Chart and figure data:
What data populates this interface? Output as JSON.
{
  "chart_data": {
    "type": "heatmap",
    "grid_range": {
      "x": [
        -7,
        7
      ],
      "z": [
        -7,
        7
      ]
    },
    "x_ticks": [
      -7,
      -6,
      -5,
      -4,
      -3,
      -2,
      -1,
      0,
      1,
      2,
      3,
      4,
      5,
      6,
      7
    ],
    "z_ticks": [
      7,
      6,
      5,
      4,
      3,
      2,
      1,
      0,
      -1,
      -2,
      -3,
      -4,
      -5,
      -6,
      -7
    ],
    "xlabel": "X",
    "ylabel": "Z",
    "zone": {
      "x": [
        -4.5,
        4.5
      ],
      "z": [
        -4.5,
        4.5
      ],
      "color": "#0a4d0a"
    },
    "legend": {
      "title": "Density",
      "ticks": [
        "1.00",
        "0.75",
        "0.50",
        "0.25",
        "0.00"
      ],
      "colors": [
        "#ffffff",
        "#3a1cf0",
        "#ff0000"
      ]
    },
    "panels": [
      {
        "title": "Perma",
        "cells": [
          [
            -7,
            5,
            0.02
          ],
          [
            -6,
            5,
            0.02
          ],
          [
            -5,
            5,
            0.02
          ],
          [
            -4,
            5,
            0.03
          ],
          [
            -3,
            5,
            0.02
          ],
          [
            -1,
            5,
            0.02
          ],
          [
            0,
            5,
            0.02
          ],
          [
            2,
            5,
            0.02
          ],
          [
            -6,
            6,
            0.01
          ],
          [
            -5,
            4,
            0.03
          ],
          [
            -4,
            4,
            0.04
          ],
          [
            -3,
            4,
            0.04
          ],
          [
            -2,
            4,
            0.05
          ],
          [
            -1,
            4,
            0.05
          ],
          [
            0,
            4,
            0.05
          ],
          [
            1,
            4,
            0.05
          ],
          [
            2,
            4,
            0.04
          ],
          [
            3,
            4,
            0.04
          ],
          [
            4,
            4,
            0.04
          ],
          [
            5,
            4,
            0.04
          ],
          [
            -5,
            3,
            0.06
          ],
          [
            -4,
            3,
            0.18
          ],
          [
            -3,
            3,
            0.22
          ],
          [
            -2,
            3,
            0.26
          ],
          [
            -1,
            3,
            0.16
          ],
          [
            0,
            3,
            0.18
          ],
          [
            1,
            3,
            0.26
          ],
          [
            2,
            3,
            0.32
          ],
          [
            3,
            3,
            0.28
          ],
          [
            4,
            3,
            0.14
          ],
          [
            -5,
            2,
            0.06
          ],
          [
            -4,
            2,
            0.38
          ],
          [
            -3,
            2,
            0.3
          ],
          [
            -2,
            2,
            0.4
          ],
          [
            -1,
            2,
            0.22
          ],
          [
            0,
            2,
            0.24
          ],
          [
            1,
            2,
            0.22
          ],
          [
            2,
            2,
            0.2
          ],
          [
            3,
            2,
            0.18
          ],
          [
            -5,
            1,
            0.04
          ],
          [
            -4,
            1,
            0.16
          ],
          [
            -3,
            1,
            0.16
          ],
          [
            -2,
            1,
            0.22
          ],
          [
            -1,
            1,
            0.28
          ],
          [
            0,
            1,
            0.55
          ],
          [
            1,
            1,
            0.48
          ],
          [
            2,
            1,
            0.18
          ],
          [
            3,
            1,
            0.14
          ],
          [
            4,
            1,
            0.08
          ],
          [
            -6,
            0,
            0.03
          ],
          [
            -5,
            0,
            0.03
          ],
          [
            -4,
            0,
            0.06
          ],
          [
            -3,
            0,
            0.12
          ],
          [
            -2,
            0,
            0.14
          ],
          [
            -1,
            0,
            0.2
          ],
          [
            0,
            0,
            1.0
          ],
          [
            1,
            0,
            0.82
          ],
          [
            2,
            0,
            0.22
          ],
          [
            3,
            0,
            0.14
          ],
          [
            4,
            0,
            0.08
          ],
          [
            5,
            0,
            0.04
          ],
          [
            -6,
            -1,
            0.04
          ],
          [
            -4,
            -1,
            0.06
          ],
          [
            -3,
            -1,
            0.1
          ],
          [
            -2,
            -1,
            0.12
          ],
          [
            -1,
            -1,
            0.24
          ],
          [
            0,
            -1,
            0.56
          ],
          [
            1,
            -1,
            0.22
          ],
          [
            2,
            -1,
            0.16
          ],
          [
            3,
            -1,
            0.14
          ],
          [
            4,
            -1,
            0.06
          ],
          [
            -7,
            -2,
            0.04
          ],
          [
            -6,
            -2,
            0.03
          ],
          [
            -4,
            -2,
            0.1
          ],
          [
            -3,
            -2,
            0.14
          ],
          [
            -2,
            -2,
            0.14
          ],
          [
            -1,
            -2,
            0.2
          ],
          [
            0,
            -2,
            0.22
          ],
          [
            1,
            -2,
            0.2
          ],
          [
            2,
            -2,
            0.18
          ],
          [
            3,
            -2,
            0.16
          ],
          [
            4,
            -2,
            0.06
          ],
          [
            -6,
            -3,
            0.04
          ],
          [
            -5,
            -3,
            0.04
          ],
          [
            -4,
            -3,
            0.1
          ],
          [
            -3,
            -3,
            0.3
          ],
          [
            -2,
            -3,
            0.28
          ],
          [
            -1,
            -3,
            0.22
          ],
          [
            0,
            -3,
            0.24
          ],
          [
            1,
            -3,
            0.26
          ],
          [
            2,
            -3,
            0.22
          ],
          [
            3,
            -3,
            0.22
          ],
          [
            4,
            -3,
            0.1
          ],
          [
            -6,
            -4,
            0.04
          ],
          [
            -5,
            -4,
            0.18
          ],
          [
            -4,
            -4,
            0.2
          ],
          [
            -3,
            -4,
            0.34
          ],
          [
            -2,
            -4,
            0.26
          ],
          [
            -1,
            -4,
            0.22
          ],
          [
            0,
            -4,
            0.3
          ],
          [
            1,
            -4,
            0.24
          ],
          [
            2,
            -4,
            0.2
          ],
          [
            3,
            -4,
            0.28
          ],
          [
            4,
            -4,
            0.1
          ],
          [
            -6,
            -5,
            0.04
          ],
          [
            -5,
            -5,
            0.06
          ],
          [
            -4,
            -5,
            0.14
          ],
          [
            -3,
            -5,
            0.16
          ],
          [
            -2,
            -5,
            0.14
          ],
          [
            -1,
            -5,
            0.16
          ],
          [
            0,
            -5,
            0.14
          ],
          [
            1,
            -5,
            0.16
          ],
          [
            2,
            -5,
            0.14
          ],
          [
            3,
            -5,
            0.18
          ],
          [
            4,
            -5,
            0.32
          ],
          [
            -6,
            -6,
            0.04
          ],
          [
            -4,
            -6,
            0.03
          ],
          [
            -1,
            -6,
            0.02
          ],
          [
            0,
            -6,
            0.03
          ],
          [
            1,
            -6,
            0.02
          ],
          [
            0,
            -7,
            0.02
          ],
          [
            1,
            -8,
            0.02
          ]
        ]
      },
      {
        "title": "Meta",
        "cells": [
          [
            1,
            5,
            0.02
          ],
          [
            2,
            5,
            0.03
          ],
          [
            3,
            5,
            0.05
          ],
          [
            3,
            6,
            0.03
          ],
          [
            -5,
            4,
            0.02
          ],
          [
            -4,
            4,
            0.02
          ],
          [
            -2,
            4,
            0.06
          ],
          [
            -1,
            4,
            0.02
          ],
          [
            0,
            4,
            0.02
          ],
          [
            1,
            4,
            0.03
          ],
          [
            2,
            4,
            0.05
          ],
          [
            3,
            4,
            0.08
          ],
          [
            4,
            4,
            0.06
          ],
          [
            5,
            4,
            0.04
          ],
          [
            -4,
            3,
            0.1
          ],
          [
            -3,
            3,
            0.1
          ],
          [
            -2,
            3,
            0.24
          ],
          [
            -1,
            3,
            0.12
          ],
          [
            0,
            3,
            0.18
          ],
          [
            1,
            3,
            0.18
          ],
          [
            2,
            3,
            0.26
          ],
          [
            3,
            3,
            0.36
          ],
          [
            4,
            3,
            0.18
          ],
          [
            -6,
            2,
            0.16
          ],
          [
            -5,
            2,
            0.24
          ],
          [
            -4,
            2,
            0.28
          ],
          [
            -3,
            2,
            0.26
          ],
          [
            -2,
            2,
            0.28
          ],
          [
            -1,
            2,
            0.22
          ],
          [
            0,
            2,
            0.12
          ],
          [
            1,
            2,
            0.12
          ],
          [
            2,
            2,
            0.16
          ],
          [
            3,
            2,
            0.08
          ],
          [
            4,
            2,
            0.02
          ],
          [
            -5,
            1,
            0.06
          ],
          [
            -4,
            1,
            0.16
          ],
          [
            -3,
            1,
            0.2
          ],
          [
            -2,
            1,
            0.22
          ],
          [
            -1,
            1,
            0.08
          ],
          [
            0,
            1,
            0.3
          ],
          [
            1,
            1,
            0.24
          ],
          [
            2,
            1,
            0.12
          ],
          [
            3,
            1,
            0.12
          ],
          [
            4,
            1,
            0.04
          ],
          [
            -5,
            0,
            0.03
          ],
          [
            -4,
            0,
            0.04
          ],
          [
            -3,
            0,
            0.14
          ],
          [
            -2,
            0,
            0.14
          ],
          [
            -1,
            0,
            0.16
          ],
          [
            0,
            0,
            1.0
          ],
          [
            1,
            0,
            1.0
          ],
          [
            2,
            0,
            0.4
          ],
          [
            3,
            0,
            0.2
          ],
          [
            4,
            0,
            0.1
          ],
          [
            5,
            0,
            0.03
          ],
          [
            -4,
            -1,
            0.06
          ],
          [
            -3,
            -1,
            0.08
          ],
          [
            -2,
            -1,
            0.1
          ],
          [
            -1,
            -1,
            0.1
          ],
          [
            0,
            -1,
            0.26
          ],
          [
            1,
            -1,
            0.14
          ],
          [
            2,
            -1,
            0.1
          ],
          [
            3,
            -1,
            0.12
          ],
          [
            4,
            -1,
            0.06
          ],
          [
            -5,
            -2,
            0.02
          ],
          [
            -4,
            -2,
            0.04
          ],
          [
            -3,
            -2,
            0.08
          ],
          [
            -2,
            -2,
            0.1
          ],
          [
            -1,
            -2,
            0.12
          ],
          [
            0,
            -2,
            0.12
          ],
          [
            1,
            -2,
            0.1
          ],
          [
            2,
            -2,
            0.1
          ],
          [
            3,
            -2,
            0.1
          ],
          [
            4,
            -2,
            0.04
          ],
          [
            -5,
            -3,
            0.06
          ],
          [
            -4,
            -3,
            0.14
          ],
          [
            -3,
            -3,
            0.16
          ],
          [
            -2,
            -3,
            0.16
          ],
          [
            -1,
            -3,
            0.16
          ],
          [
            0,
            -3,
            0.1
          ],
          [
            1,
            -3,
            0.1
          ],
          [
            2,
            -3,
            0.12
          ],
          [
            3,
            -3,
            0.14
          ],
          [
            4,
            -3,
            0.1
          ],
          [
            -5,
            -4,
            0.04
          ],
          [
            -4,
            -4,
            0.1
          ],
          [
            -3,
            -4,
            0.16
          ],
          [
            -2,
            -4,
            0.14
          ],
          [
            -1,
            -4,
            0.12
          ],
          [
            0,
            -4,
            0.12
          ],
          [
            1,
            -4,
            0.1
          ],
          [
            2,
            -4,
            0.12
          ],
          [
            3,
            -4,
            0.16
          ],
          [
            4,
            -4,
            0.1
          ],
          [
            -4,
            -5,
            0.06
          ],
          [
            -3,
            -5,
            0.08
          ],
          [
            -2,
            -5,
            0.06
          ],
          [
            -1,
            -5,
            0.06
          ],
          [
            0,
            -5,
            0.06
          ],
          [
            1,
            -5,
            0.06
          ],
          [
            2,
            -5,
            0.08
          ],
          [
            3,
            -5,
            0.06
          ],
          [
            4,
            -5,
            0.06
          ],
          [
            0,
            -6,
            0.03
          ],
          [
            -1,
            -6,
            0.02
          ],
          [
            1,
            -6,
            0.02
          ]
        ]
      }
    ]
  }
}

WRITTEN PROBLEM
In the entries above, find every line with the word "title" and list it.

CORRECT ANSWER
      "title": "Density",
        "title": "Perma",
        "title": "Meta",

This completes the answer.